Given data
····················

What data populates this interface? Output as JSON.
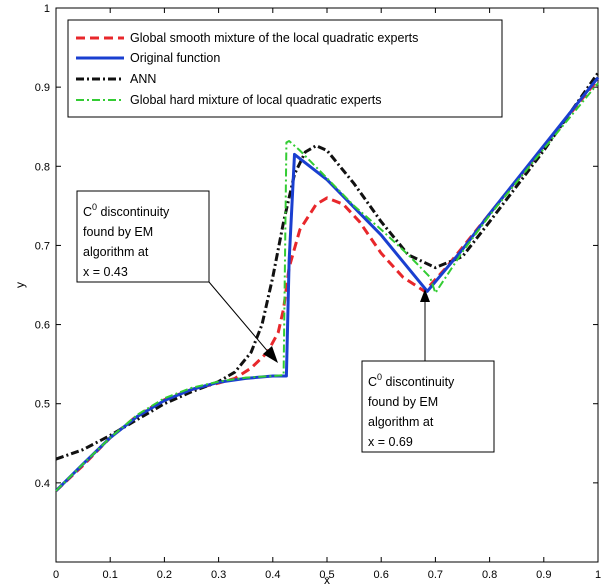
{
  "chart_data": {
    "type": "line",
    "xlabel": "x",
    "ylabel": "y",
    "xlim": [
      0,
      1
    ],
    "ylim": [
      0.3,
      1
    ],
    "xticks": [
      "0",
      "0.1",
      "0.2",
      "0.3",
      "0.4",
      "0.5",
      "0.6",
      "0.7",
      "0.8",
      "0.9",
      "1"
    ],
    "yticks": [
      "0.4",
      "0.5",
      "0.6",
      "0.7",
      "0.8",
      "0.9",
      "1"
    ],
    "legend_position": "top-left",
    "series": [
      {
        "name": "Global smooth mixture of the local quadratic experts",
        "color": "#e8272b",
        "style": "dashed",
        "x": [
          0,
          0.05,
          0.1,
          0.15,
          0.2,
          0.25,
          0.3,
          0.33,
          0.36,
          0.39,
          0.41,
          0.42,
          0.43,
          0.45,
          0.48,
          0.5,
          0.53,
          0.56,
          0.6,
          0.64,
          0.68,
          0.72,
          0.8,
          0.9,
          1.0
        ],
        "y": [
          0.39,
          0.422,
          0.457,
          0.485,
          0.505,
          0.518,
          0.526,
          0.532,
          0.545,
          0.565,
          0.59,
          0.62,
          0.672,
          0.72,
          0.752,
          0.76,
          0.752,
          0.73,
          0.69,
          0.66,
          0.642,
          0.672,
          0.74,
          0.825,
          0.91
        ]
      },
      {
        "name": "Original function",
        "color": "#1a3fd0",
        "style": "solid",
        "x": [
          0,
          0.05,
          0.1,
          0.15,
          0.2,
          0.25,
          0.3,
          0.35,
          0.4,
          0.425,
          0.43,
          0.44,
          0.5,
          0.6,
          0.685,
          0.75,
          0.8,
          0.9,
          1.0
        ],
        "y": [
          0.39,
          0.424,
          0.457,
          0.484,
          0.504,
          0.518,
          0.527,
          0.532,
          0.535,
          0.535,
          0.68,
          0.815,
          0.783,
          0.713,
          0.642,
          0.695,
          0.74,
          0.826,
          0.912
        ]
      },
      {
        "name": "ANN",
        "color": "#111111",
        "style": "dash-dot",
        "x": [
          0,
          0.05,
          0.1,
          0.15,
          0.2,
          0.25,
          0.3,
          0.33,
          0.36,
          0.38,
          0.4,
          0.42,
          0.44,
          0.46,
          0.48,
          0.5,
          0.55,
          0.6,
          0.65,
          0.7,
          0.75,
          0.8,
          0.9,
          1.0
        ],
        "y": [
          0.43,
          0.442,
          0.46,
          0.48,
          0.5,
          0.515,
          0.528,
          0.54,
          0.565,
          0.6,
          0.66,
          0.73,
          0.79,
          0.818,
          0.826,
          0.82,
          0.778,
          0.73,
          0.688,
          0.672,
          0.686,
          0.73,
          0.82,
          0.918
        ]
      },
      {
        "name": "Global hard mixture of local quadratic experts",
        "color": "#33cc33",
        "style": "dash-dot",
        "x": [
          0,
          0.05,
          0.1,
          0.15,
          0.2,
          0.25,
          0.3,
          0.35,
          0.4,
          0.42,
          0.425,
          0.43,
          0.45,
          0.5,
          0.55,
          0.6,
          0.65,
          0.69,
          0.7,
          0.75,
          0.8,
          0.9,
          1.0
        ],
        "y": [
          0.39,
          0.424,
          0.457,
          0.486,
          0.507,
          0.52,
          0.528,
          0.533,
          0.535,
          0.536,
          0.83,
          0.832,
          0.82,
          0.785,
          0.75,
          0.72,
          0.688,
          0.66,
          0.64,
          0.692,
          0.738,
          0.822,
          0.905
        ]
      }
    ],
    "annotations": [
      {
        "lines": [
          "C0 discontinuity",
          "found by EM",
          " algorithm at",
          "x = 0.43"
        ],
        "target": [
          0.42,
          0.555
        ]
      },
      {
        "lines": [
          "C0 discontinuity",
          "found by EM",
          "algorithm at",
          "x = 0.69"
        ],
        "target": [
          0.68,
          0.638
        ]
      }
    ]
  }
}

····················

Goal
Gather all the lines that include the word "color" and copy them out.

Solution for this exercise
        "color": "#e8272b",
        "color": "#1a3fd0",
        "color": "#111111",
        "color": "#33cc33",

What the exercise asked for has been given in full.